▶ _Task brief_:
Images excluded, repeat each entry below exactly.

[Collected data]

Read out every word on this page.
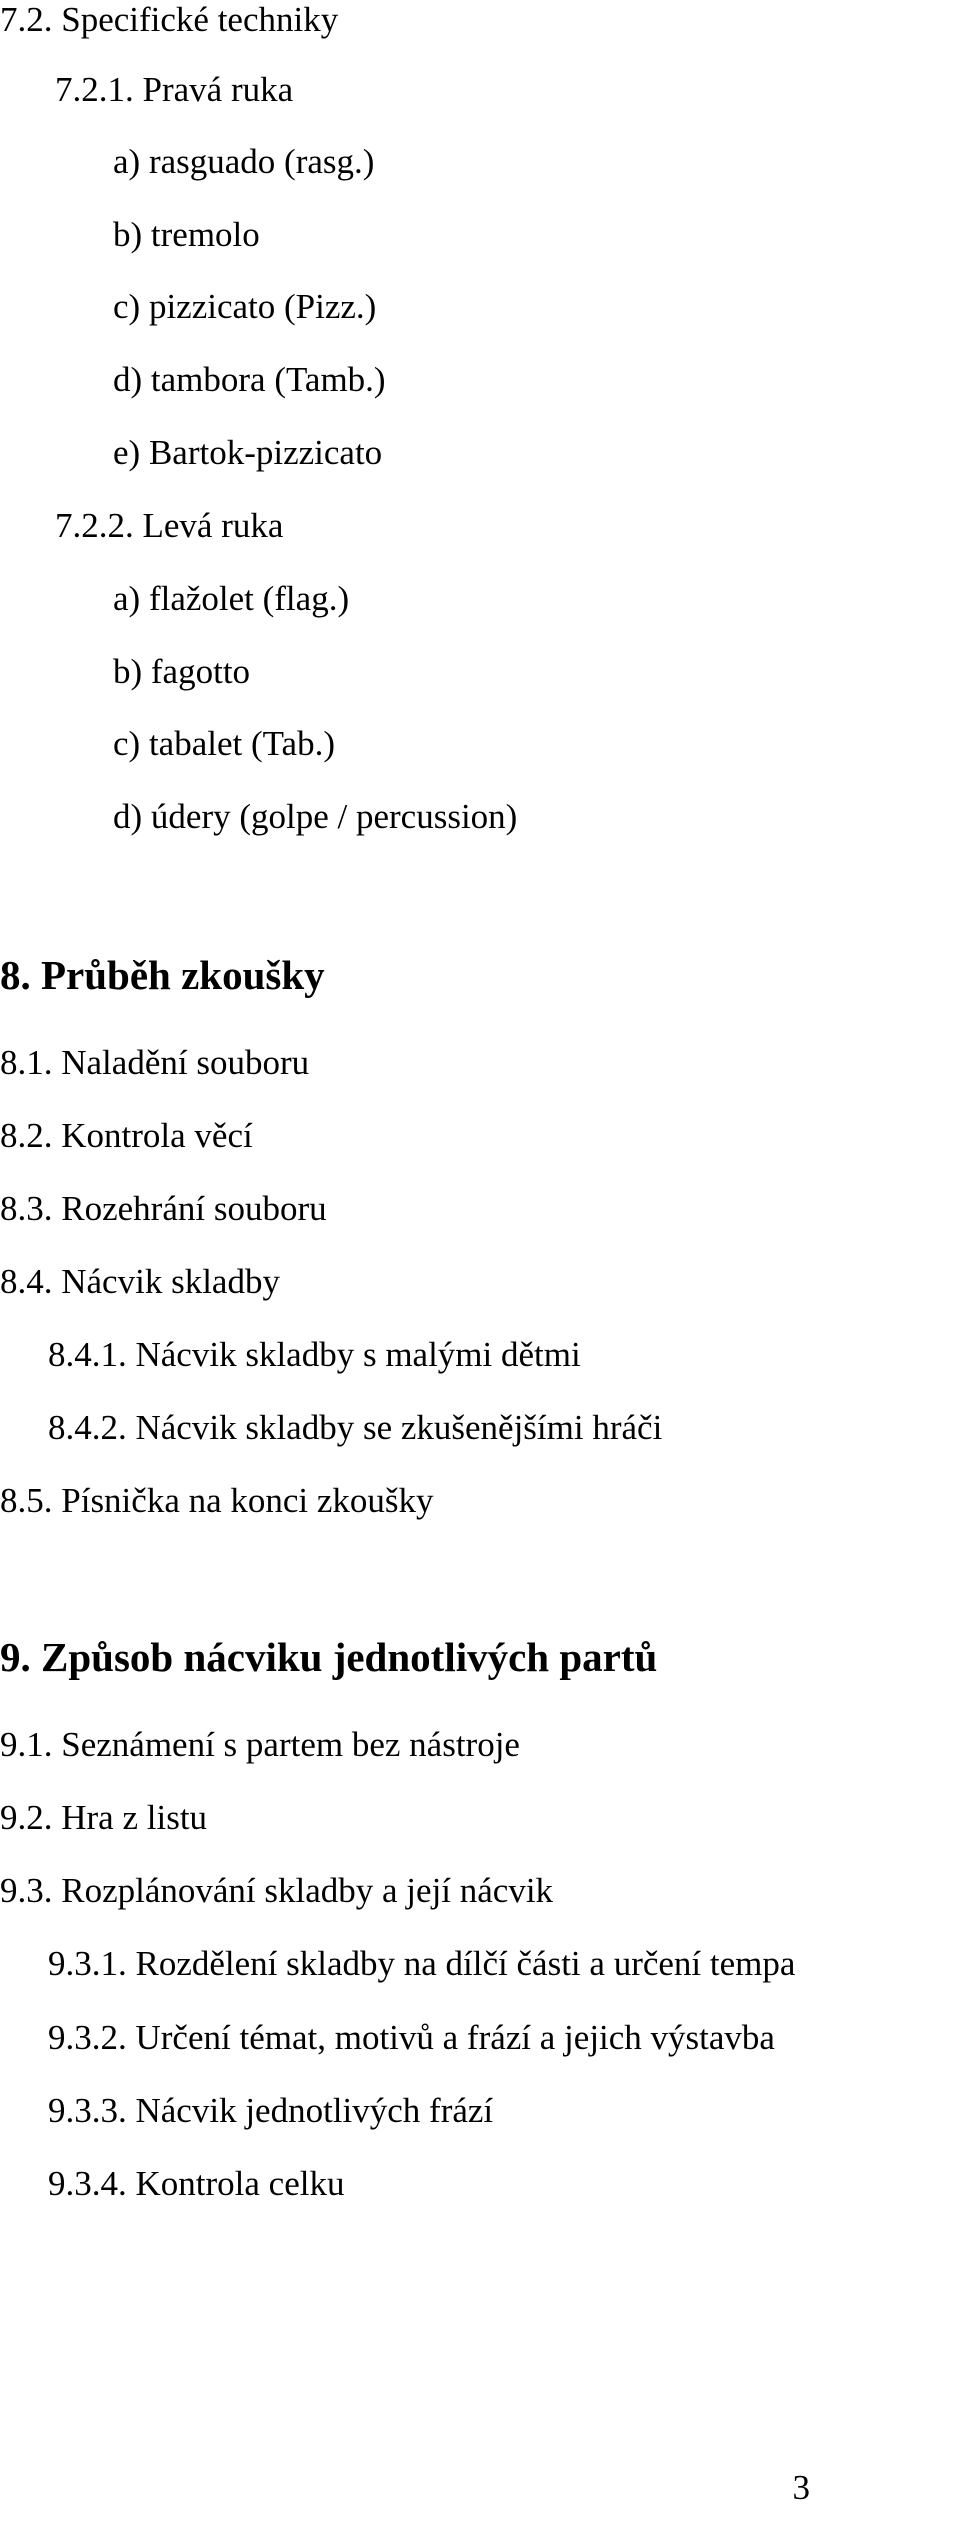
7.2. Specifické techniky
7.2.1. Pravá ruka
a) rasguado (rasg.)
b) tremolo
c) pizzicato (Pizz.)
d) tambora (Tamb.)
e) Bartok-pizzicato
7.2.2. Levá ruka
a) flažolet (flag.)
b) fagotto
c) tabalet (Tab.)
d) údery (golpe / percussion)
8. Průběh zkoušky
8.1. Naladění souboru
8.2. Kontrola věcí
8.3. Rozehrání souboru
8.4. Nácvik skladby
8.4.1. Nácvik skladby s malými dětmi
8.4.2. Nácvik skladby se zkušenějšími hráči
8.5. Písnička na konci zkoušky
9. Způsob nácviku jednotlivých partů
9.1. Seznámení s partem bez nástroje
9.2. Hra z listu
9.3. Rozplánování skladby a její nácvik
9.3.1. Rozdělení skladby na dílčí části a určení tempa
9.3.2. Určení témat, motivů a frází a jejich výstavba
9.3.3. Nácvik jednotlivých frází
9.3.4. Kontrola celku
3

▶ _Expected answer_:
Read out every word on this page.
7.2. Specifické techniky
7.2.1. Pravá ruka
a) rasguado (rasg.)
b) tremolo
c) pizzicato (Pizz.)
d) tambora (Tamb.)
e) Bartok-pizzicato
7.2.2. Levá ruka
a) flažolet (flag.)
b) fagotto
c) tabalet (Tab.)
d) údery (golpe / percussion)
8. Průběh zkoušky
8.1. Naladění souboru
8.2. Kontrola věcí
8.3. Rozehrání souboru
8.4. Nácvik skladby
8.4.1. Nácvik skladby s malými dětmi
8.4.2. Nácvik skladby se zkušenějšími hráči
8.5. Písnička na konci zkoušky
9. Způsob nácviku jednotlivých partů
9.1. Seznámení s partem bez nástroje
9.2. Hra z listu
9.3. Rozplánování skladby a její nácvik
9.3.1. Rozdělení skladby na dílčí části a určení tempa
9.3.2. Určení témat, motivů a frází a jejich výstavba
9.3.3. Nácvik jednotlivých frází
9.3.4. Kontrola celku
3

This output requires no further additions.